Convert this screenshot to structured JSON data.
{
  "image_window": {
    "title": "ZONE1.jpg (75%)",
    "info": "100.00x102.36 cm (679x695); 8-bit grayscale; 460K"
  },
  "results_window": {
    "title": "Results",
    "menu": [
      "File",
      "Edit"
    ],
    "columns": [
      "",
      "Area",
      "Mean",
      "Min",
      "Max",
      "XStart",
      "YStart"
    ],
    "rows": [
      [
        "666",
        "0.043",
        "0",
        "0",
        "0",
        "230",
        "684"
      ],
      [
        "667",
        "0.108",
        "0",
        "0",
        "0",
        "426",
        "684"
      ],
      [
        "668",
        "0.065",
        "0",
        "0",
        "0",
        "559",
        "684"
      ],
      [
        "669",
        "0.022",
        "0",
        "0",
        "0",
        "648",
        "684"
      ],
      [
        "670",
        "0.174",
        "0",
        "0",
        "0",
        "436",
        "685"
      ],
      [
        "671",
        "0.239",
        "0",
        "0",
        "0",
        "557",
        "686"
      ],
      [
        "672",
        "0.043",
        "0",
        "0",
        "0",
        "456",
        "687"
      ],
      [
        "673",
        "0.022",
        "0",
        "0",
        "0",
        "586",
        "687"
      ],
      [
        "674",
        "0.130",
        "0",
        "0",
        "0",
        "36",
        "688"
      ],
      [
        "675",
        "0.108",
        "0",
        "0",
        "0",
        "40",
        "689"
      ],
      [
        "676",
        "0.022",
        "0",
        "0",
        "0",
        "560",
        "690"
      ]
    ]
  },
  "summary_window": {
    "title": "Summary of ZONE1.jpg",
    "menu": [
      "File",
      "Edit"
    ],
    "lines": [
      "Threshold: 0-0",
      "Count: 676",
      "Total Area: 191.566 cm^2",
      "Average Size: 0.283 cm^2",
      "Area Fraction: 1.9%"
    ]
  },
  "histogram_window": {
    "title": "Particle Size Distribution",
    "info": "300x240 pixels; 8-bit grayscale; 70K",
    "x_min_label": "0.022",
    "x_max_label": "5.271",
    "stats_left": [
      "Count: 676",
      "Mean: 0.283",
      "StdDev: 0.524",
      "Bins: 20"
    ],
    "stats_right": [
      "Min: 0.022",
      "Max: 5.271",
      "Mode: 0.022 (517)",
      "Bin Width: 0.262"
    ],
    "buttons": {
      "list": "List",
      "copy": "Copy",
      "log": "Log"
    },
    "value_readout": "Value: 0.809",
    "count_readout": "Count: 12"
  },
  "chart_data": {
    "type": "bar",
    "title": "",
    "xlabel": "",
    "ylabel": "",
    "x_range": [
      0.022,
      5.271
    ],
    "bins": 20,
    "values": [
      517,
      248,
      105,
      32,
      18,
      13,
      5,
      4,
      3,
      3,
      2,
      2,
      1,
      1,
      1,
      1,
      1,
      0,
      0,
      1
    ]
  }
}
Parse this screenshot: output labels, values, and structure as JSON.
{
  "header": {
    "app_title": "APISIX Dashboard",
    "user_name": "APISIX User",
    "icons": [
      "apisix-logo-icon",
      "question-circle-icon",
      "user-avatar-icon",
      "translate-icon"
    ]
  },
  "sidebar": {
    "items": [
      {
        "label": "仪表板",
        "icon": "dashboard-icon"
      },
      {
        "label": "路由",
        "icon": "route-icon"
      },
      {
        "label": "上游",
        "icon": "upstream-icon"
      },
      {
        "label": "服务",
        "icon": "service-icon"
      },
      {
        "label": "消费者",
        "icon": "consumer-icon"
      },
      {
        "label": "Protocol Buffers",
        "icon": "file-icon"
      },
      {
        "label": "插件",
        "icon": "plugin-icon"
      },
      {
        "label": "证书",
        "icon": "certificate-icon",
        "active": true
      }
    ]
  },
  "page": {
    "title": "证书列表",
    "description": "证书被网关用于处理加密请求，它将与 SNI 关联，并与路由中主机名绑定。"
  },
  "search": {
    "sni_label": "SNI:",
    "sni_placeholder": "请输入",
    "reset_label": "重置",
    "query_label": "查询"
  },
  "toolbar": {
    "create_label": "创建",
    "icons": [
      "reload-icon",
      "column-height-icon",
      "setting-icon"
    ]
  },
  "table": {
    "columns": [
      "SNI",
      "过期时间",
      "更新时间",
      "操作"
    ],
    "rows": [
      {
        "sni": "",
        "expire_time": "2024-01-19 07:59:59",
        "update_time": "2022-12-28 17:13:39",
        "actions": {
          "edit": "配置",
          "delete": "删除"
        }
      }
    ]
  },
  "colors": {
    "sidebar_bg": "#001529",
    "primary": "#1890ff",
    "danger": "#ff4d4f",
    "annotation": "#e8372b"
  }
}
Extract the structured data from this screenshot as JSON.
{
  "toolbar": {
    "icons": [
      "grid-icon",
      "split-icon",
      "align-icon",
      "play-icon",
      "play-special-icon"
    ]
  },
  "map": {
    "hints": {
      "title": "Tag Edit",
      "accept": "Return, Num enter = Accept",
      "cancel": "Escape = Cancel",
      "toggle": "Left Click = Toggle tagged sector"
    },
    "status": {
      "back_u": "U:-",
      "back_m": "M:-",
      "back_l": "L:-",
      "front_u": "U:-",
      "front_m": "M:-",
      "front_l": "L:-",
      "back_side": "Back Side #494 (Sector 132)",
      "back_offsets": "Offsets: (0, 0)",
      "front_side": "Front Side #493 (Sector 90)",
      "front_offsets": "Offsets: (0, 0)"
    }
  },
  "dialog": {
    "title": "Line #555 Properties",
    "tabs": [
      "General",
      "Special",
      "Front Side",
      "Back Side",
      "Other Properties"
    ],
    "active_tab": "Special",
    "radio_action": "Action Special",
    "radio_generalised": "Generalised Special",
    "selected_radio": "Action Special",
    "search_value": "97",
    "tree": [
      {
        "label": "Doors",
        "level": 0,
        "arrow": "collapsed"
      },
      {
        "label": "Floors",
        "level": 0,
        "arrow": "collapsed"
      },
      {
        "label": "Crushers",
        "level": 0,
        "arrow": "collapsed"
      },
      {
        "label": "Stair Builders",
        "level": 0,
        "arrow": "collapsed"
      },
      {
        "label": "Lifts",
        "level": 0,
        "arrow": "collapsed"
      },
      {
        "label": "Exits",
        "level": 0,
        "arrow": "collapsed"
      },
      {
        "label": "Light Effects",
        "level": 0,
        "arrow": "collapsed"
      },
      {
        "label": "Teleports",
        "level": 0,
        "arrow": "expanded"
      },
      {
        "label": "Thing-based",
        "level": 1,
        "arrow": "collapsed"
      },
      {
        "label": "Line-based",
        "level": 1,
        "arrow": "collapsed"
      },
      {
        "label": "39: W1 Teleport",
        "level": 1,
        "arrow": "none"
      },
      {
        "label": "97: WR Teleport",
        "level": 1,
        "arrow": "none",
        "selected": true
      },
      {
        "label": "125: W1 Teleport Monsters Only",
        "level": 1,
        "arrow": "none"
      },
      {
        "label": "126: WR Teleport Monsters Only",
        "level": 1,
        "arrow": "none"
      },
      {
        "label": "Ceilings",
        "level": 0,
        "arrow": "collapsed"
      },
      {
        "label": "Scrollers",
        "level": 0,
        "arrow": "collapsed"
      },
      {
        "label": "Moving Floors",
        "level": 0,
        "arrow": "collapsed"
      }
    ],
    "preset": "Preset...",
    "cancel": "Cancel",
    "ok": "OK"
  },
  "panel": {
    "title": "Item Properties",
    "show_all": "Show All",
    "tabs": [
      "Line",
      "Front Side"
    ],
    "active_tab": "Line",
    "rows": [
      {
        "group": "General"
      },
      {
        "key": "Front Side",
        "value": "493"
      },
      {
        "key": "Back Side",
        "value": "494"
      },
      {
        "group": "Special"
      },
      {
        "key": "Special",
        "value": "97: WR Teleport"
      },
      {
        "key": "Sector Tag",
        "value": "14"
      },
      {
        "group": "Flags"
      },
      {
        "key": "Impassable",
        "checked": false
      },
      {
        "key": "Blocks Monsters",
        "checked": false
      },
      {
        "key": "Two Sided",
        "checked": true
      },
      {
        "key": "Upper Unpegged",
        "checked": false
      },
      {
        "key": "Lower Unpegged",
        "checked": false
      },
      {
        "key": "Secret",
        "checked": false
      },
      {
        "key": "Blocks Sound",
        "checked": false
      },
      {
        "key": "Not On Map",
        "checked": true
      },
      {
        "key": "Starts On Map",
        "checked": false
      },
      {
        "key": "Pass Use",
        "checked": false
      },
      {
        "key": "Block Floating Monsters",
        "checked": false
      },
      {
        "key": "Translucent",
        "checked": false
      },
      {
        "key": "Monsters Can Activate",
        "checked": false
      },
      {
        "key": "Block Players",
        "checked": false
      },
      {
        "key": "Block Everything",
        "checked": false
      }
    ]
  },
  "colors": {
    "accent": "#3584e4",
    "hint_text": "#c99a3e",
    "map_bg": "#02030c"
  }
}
++++++++++
> [What is expected] Show the lines of the records that include the string "Offsets".

> [The solution]
      "back_offsets": "Offsets: (0, 0)",
      "front_offsets": "Offsets: (0, 0)"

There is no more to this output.